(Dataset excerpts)
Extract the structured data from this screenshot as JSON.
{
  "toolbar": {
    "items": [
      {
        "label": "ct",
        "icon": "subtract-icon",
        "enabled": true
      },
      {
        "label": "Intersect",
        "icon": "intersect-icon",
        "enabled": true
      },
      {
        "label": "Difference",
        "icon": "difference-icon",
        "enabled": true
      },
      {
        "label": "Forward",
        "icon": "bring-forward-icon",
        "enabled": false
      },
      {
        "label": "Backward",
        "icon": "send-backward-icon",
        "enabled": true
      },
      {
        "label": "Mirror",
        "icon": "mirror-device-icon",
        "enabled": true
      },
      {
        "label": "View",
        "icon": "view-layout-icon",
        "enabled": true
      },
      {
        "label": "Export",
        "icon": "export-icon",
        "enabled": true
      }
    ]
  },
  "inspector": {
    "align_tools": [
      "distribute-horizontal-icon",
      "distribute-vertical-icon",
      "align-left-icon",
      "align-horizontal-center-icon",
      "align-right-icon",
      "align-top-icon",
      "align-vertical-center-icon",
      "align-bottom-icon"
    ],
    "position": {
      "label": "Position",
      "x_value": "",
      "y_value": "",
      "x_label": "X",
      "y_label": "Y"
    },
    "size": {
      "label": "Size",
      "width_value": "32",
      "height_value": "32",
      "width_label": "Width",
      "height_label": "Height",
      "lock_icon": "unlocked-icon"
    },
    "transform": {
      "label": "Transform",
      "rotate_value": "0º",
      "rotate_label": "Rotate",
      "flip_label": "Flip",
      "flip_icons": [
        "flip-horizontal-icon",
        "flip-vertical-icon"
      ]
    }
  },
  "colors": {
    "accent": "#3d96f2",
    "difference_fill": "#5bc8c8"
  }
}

* * *

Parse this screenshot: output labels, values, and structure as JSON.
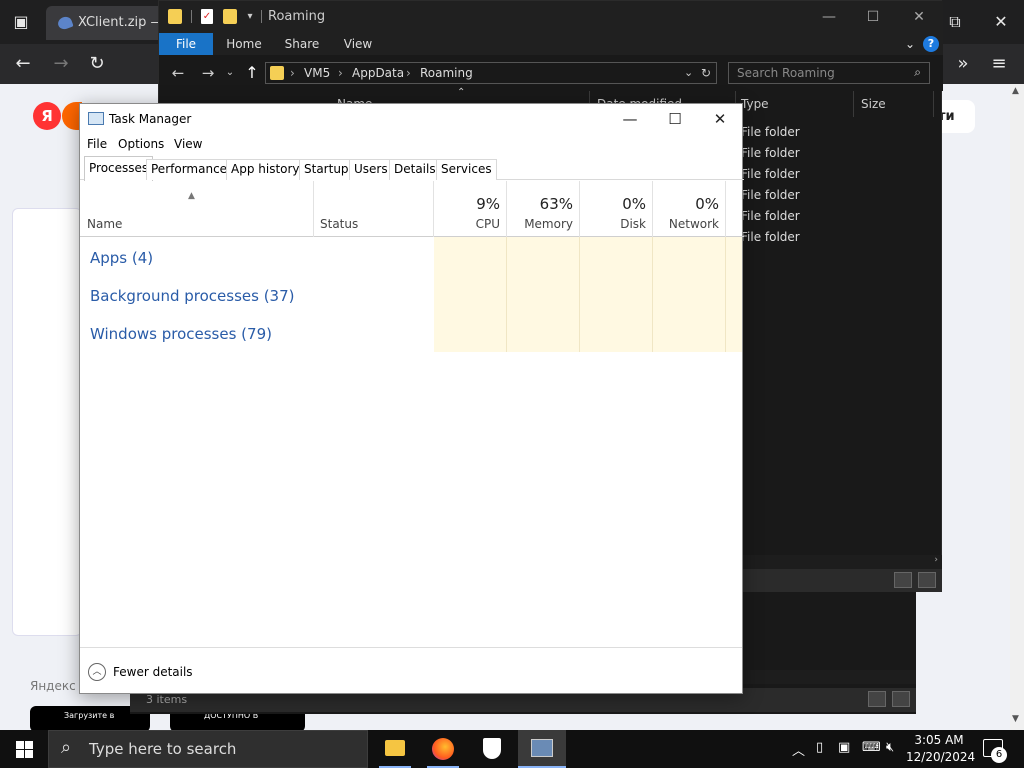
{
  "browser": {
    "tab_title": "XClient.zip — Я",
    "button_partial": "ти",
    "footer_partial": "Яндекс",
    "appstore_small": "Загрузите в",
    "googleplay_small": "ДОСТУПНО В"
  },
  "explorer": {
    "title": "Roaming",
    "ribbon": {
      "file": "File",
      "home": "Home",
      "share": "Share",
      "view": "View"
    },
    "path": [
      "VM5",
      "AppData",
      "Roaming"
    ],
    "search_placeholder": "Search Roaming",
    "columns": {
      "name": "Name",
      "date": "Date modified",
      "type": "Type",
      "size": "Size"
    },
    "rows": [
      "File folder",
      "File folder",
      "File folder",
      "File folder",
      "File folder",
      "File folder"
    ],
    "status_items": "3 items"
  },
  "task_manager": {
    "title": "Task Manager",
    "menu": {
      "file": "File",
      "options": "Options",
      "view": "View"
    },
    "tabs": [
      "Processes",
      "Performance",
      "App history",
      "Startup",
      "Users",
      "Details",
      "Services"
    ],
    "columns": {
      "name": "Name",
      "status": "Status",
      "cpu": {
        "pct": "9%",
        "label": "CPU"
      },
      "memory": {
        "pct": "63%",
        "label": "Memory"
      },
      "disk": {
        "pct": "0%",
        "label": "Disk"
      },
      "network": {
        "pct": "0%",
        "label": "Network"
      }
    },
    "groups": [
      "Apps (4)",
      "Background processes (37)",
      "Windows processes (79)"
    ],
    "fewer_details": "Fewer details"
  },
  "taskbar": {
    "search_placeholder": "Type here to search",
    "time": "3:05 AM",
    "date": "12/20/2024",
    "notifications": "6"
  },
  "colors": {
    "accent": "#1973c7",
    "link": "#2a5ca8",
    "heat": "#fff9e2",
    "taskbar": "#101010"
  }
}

EXERCISE REQUIREMENTS: From the material above, copy each line that includes the word "horizontal".

ANSWER FOR THIS EXERCISE:
      "distribute-horizontal-icon",
      "align-horizontal-center-icon",
        "flip-horizontal-icon",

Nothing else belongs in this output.